[Stored entries]
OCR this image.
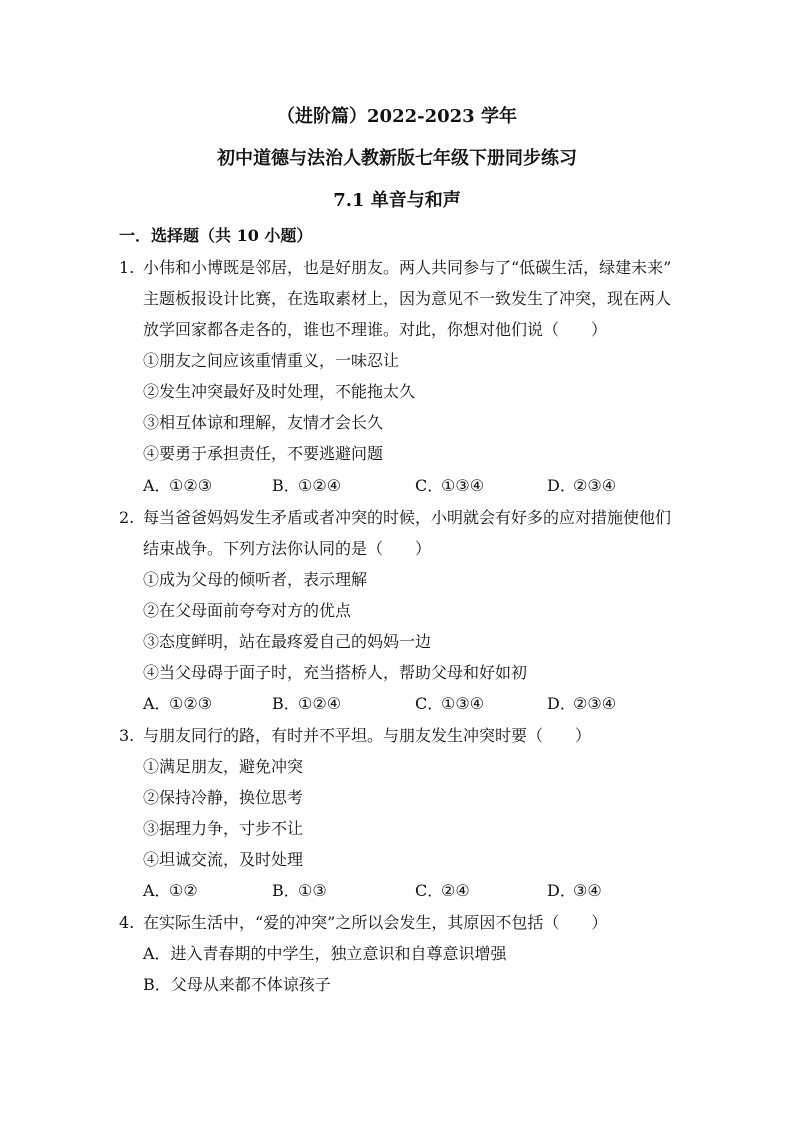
（进阶篇）2022-2023 学年
初中道德与法治人教新版七年级下册同步练习
7.1 单音与和声
一．选择题（共 10 小题）
1. 小伟和小博既是邻居，也是好朋友。两人共同参与了“低碳生活，绿建未来”
主题板报设计比赛，在选取素材上，因为意见不一致发生了冲突，现在两人
放学回家都各走各的，谁也不理谁。对此，你想对他们说（　　）
①朋友之间应该重情重义，一味忍让
②发生冲突最好及时处理，不能拖太久
③相互体谅和理解，友情才会长久
④要勇于承担责任，不要逃避问题
A．①②③	B．①②④	C．①③④	D．②③④
2. 每当爸爸妈妈发生矛盾或者冲突的时候，小明就会有好多的应对措施使他们
结束战争。下列方法你认同的是（　　）
①成为父母的倾听者，表示理解
②在父母面前夸夸对方的优点
③态度鲜明，站在最疼爱自己的妈妈一边
④当父母碍于面子时，充当搭桥人，帮助父母和好如初
A．①②③	B．①②④	C．①③④	D．②③④
3. 与朋友同行的路，有时并不平坦。与朋友发生冲突时要（　　）
①满足朋友，避免冲突
②保持冷静，换位思考
③据理力争，寸步不让
④坦诚交流，及时处理
A．①②	B．①③	C．②④	D．③④
4. 在实际生活中，“爱的冲突”之所以会发生，其原因不包括（　　）
A．进入青春期的中学生，独立意识和自尊意识增强
B．父母从来都不体谅孩子
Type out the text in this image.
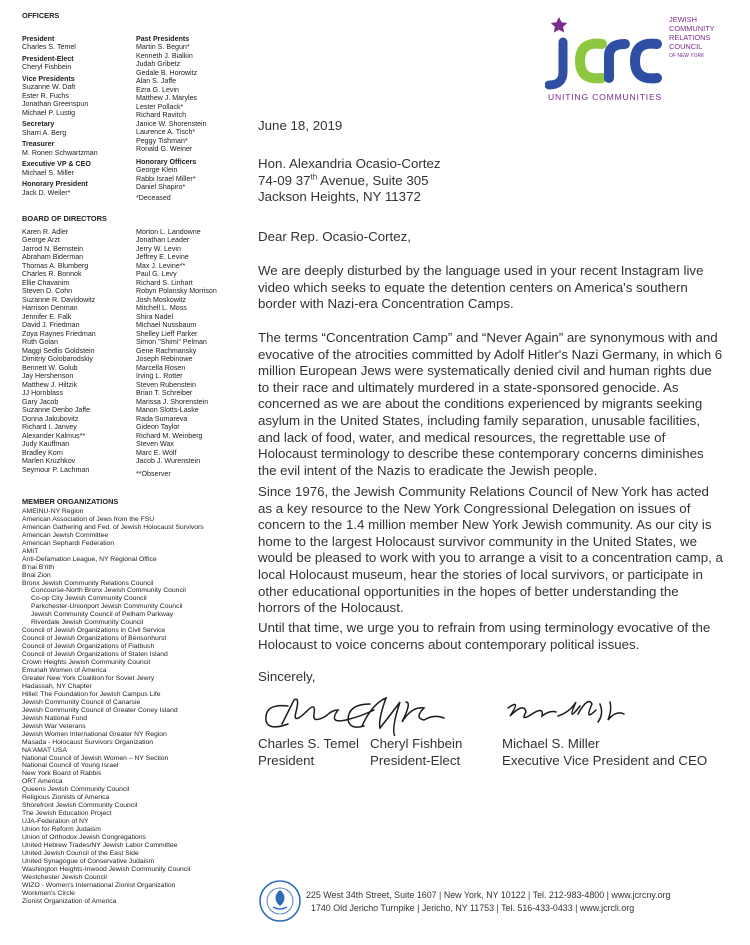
OFFICERS
President
Charles S. Temel
President-Elect
Cheryl Fishbein
Vice Presidents
Suzanne W. Daft
Ester R. Fuchs
Jonathan Greenspun
Michael P. Lustig
Secretary
Sharri A. Berg
Treasurer
M. Ronen Schwartzman
Executive VP & CEO
Michael S. Miller
Honorary President
Jack D. Weiler*
Past Presidents
Martin S. Begun*
Kenneth J. Bialkin
Judah Gribetz
Gedale B. Horowitz
Alan S. Jaffe
Ezra G. Levin
Matthew J. Maryles
Lester Pollack*
Richard Ravitch
Janice W. Shorenstein
Laurence A. Tisch*
Peggy Tishman*
Ronald G. Weiner
Honorary Officers
George Klein
Rabbi Israel Miller*
Daniel Shapiro*
*Deceased
BOARD OF DIRECTORS
Karen R. Adler
George Arzt
Jarrod N. Bernstein
Abraham Biderman
Thomas A. Blumberg
Charles R. Bonnok
Ellie Chavanim
Steven D. Cohn
Suzanne R. Davidowitz
Harrison Denman
Jennifer E. Falk
David J. Friedman
Zoya Raynes Friedman
Ruth Golan
Maggi Sedlis Goldstein
Dimitriy Golobarodskiy
Bennett W. Golub
Jay Hershenson
Matthew J. Hiltzik
JJ Hornblass
Gary Jacob
Suzanne Denbo Jaffe
Donna Jakubovitz
Richard I. Janvey
Alexander Kalmus**
Judy Kauffman
Bradley Korn
Marlen Kruzhkov
Seymour P. Lachman
Morton L. Landowne
Jonathan Leader
Jerry W. Levin
Jeffrey E. Levine
Max J. Levine**
Paul G. Levy
Richard S. Linhart
Robyn Polansky Morrison
Josh Moskowitz
Mitchell L. Moss
Shira Nadel
Michael Nussbaum
Shelley Lieff Parker
Simon "Shimi" Pelman
Gene Rachmansky
Joseph Rebinowe
Marcella Rosen
Irving L. Rotter
Steven Rubenstein
Brian T. Schreiber
Marissa J. Shorenstein
Manon Slotts-Laske
Rada Sumareva
Gideon Taylor
Richard M. Weinberg
Steven Wax
Marc E. Wolf
Jacob J. Wurenstein
**Observer
MEMBER ORGANIZATIONS
AMEINU-NY Region
American Association of Jews from the FSU
American Gathering and Fed. of Jewish Holocaust Survivors
American Jewish Committee
American Sephardi Federation
AMIT
Anti-Defamation League, NY Regional Office
B'nai B'rith
Bnai Zion
Bronx Jewish Community Relations Council
Concourse-North Bronx Jewish Community Council
Co-op City Jewish Community Council
Parkchester-Unionport Jewish Community Council
Jewish Community Council of Pelham Parkway
Riverdale Jewish Community Council
Council of Jewish Organizations in Civil Service
Council of Jewish Organizations of Bensonhurst
Council of Jewish Organizations of Flatbush
Council of Jewish Organizations of Staten Island
Crown Heights Jewish Community Council
Emunah Women of America
Greater New York Coalition for Soviet Jewry
Hadassah, NY Chapter
Hillel: The Foundation for Jewish Campus Life
Jewish Community Council of Canarsie
Jewish Community Council of Greater Coney Island
Jewish National Fund
Jewish War Veterans
Jewish Women International Greater NY Region
Masada - Holocaust Survivors Organization
NA'AMAT USA
National Council of Jewish Women – NY Section
National Council of Young Israel
New York Board of Rabbis
ORT America
Queens Jewish Community Council
Religious Zionists of America
Shorefront Jewish Community Council
The Jewish Education Project
UJA-Federation of NY
Union for Reform Judaism
Union of Orthodox Jewish Congregations
United Hebrew Trades/NY Jewish Labor Committee
United Jewish Council of the East Side
United Synagogue of Conservative Judaism
Washington Heights-Inwood Jewish Community Council
Westchester Jewish Council
WIZO - Women's International Zionist Organization
Workmen's Circle
Zionist Organization of America
JEWISH
COMMUNITY
RELATIONS
COUNCIL
OF NEW YORK
UNITING COMMUNITIES
June 18, 2019
Hon. Alexandria Ocasio-Cortez
74-09 37th Avenue, Suite 305
Jackson Heights, NY 11372
Dear Rep. Ocasio-Cortez,

We are deeply disturbed by the language used in your recent Instagram live video which seeks to equate the detention centers on America's southern border with Nazi-era Concentration Camps.

The terms “Concentration Camp” and “Never Again” are synonymous with and evocative of the atrocities committed by Adolf Hitler's Nazi Germany, in which 6 million European Jews were systematically denied civil and human rights due to their race and ultimately murdered in a state-sponsored genocide. As concerned as we are about the conditions experienced by migrants seeking asylum in the United States, including family separation, unusable facilities, and lack of food, water, and medical resources, the regrettable use of Holocaust terminology to describe these contemporary concerns diminishes the evil intent of the Nazis to eradicate the Jewish people.

Since 1976, the Jewish Community Relations Council of New York has acted as a key resource to the New York Congressional Delegation on issues of concern to the 1.4 million member New York Jewish community. As our city is home to the largest Holocaust survivor community in the United States, we would be pleased to work with you to arrange a visit to a concentration camp, a local Holocaust museum, hear the stories of local survivors, or participate in other educational opportunities in the hopes of better understanding the horrors of the Holocaust.

Until that time, we urge you to refrain from using terminology evocative of the Holocaust to voice concerns about contemporary political issues.

Sincerely,
Charles S. Temel
President
Cheryl Fishbein
President-Elect
Michael S. Miller
Executive Vice President and CEO
225 West 34th Street, Suite 1607 | New York, NY 10122 | Tel. 212-983-4800 | www.jcrcny.org
1740 Old Jericho Turnpike | Jericho, NY 11753 | Tel. 516-433-0433 | www.jcrcli.org
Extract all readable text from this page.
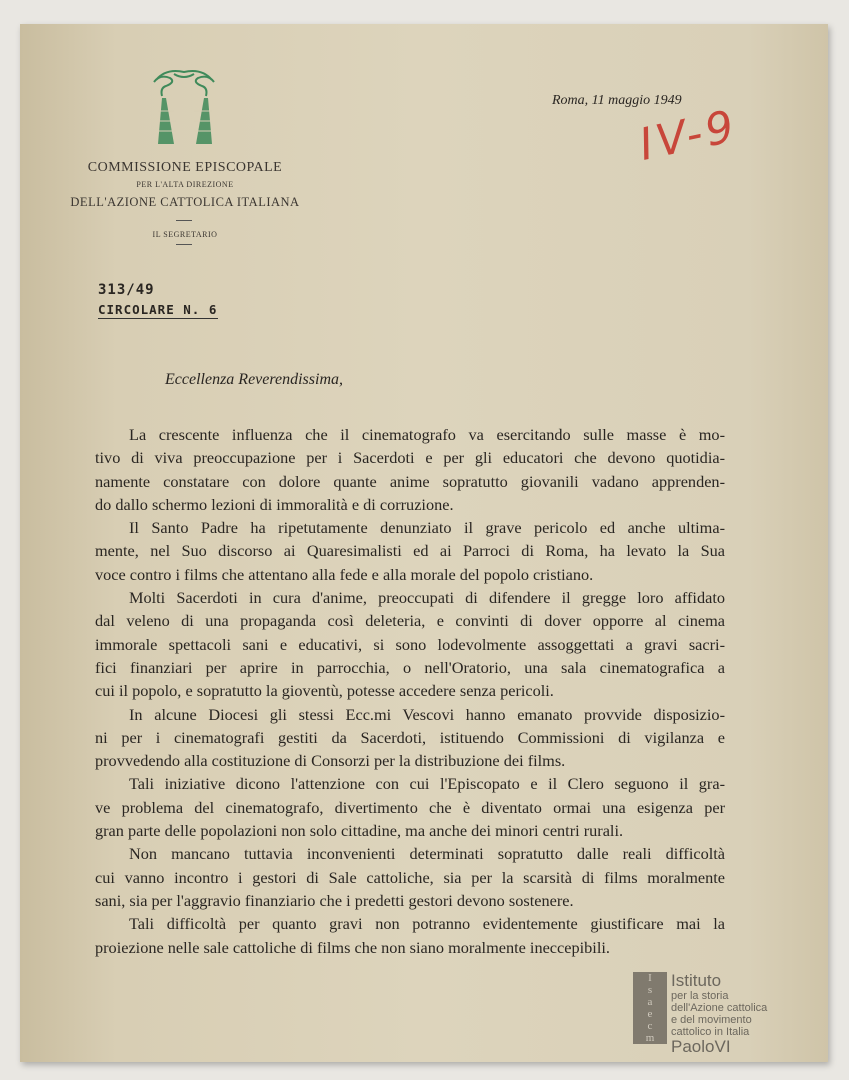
COMMISSIONE EPISCOPALE
PER L'ALTA DIREZIONE
DELL'AZIONE CATTOLICA ITALIANA
IL SEGRETARIO
Roma, 11 maggio 1949
IV-9
313/49
CIRCOLARE N. 6
Eccellenza Reverendissima,
La crescente influenza che il cinematografo va esercitando sulle masse è mo-
tivo di viva preoccupazione per i Sacerdoti e per gli educatori che devono quotidia-
namente constatare con dolore quante anime sopratutto giovanili vadano apprenden-
do dallo schermo lezioni di immoralità e di corruzione.
Il Santo Padre ha ripetutamente denunziato il grave pericolo ed anche ultima-
mente, nel Suo discorso ai Quaresimalisti ed ai Parroci di Roma, ha levato la Sua
voce contro i films che attentano alla fede e alla morale del popolo cristiano.
Molti Sacerdoti in cura d'anime, preoccupati di difendere il gregge loro affidato
dal veleno di una propaganda così deleteria, e convinti di dover opporre al cinema
immorale spettacoli sani e educativi, si sono lodevolmente assoggettati a gravi sacri-
fici finanziari per aprire in parrocchia, o nell'Oratorio, una sala cinematografica a
cui il popolo, e sopratutto la gioventù, potesse accedere senza pericoli.
In alcune Diocesi gli stessi Ecc.mi Vescovi hanno emanato provvide disposizio-
ni per i cinematografi gestiti da Sacerdoti, istituendo Commissioni di vigilanza e
provvedendo alla costituzione di Consorzi per la distribuzione dei films.
Tali iniziative dicono l'attenzione con cui l'Episcopato e il Clero seguono il gra-
ve problema del cinematografo, divertimento che è diventato ormai una esigenza per
gran parte delle popolazioni non solo cittadine, ma anche dei minori centri rurali.
Non mancano tuttavia inconvenienti determinati sopratutto dalle reali difficoltà
cui vanno incontro i gestori di Sale cattoliche, sia per la scarsità di films moralmente
sani, sia per l'aggravio finanziario che i predetti gestori devono sostenere.
Tali difficoltà per quanto gravi non potranno evidentemente giustificare mai la
proiezione nelle sale cattoliche di films che non siano moralmente ineccepibili.
I
s
a
e
c
m
Istituto
per la storia
dell'Azione cattolica
e del movimento
cattolico in Italia
PaoloVI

## [Written request]
Identify each line in the records above containing the word "cinematografo"; copy those lines.

## [Response]
La crescente influenza che il cinematografo va esercitando sulle masse è mo-
ve problema del cinematografo, divertimento che è diventato ormai una esigenza per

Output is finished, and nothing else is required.